Given information:
◇ ◇ ◇ ◇ ◇ ◇ ◇
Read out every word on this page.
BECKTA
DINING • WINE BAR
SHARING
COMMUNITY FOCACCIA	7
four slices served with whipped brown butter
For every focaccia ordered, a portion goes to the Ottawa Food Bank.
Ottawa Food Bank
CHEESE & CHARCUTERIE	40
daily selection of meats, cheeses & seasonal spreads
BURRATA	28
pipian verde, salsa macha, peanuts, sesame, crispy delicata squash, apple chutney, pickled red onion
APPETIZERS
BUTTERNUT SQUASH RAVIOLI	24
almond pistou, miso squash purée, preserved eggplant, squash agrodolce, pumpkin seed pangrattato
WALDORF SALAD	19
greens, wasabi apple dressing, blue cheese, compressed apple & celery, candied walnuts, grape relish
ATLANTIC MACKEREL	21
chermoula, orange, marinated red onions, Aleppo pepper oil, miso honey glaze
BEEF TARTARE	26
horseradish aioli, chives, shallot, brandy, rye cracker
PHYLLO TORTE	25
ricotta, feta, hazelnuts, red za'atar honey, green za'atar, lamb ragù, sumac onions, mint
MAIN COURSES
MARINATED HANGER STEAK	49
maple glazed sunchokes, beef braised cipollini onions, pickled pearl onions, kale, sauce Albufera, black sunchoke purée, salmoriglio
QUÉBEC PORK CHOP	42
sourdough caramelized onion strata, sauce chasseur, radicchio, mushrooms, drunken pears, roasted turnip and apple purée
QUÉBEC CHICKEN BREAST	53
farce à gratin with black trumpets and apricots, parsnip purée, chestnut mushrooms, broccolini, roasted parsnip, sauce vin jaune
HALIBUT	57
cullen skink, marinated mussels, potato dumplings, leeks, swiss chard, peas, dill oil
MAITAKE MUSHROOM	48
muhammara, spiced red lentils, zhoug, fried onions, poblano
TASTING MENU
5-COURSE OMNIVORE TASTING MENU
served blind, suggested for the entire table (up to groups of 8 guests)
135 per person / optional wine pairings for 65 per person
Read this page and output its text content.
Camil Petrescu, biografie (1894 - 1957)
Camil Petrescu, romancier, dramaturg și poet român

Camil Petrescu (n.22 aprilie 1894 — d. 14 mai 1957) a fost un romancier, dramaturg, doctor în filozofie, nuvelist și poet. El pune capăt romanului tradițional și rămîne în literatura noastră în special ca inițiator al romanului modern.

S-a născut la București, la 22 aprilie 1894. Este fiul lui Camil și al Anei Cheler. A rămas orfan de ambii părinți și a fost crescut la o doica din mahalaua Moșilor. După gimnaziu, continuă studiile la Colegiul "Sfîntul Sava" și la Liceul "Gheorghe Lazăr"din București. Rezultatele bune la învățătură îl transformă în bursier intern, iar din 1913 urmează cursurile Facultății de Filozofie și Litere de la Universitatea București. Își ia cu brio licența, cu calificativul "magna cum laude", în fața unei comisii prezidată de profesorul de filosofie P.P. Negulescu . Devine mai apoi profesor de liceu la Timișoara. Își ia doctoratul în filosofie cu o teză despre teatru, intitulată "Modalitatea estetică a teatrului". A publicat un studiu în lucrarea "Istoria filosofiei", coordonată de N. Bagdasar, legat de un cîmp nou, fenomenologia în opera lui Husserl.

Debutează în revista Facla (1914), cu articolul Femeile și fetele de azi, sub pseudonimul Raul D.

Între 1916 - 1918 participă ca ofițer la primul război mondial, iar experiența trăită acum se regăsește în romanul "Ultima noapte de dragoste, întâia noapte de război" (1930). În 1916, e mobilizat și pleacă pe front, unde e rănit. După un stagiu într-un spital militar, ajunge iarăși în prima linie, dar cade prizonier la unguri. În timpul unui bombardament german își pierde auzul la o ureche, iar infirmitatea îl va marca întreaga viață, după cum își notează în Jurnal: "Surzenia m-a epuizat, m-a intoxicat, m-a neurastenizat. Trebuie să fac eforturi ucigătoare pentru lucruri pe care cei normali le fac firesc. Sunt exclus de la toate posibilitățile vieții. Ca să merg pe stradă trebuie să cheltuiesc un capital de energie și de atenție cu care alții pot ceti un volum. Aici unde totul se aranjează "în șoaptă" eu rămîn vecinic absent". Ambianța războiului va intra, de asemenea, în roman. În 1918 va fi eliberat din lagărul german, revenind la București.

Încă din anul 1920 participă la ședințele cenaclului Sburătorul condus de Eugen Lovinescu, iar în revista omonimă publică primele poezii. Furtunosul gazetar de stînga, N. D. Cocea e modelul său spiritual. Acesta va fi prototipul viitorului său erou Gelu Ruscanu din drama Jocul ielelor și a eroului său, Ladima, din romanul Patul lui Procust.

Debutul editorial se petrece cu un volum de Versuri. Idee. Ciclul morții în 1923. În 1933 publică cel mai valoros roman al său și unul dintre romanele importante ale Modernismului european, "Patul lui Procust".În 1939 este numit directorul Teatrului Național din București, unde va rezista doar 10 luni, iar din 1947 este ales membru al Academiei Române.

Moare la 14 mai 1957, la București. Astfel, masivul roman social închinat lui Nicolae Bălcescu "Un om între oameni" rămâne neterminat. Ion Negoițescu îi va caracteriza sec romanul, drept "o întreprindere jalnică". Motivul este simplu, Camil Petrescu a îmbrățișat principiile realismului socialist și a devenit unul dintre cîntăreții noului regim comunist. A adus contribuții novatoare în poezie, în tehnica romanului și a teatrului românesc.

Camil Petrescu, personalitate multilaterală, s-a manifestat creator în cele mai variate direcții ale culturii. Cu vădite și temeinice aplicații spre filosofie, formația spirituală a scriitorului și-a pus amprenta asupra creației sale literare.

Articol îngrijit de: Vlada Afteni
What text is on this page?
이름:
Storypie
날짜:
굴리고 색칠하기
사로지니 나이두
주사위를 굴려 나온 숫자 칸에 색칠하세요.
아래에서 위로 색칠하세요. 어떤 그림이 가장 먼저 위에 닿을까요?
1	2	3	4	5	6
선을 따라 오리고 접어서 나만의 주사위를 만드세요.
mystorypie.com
◇ ◇ ◇ ◇ ◇ ◇ ◇
Do this: Identify each line containing the string "색칠하세요" and copy it out.

Response to the task:
주사위를 굴려 나온 숫자 칸에 색칠하세요.
아래에서 위로 색칠하세요. 어떤 그림이 가장 먼저 위에 닿을까요?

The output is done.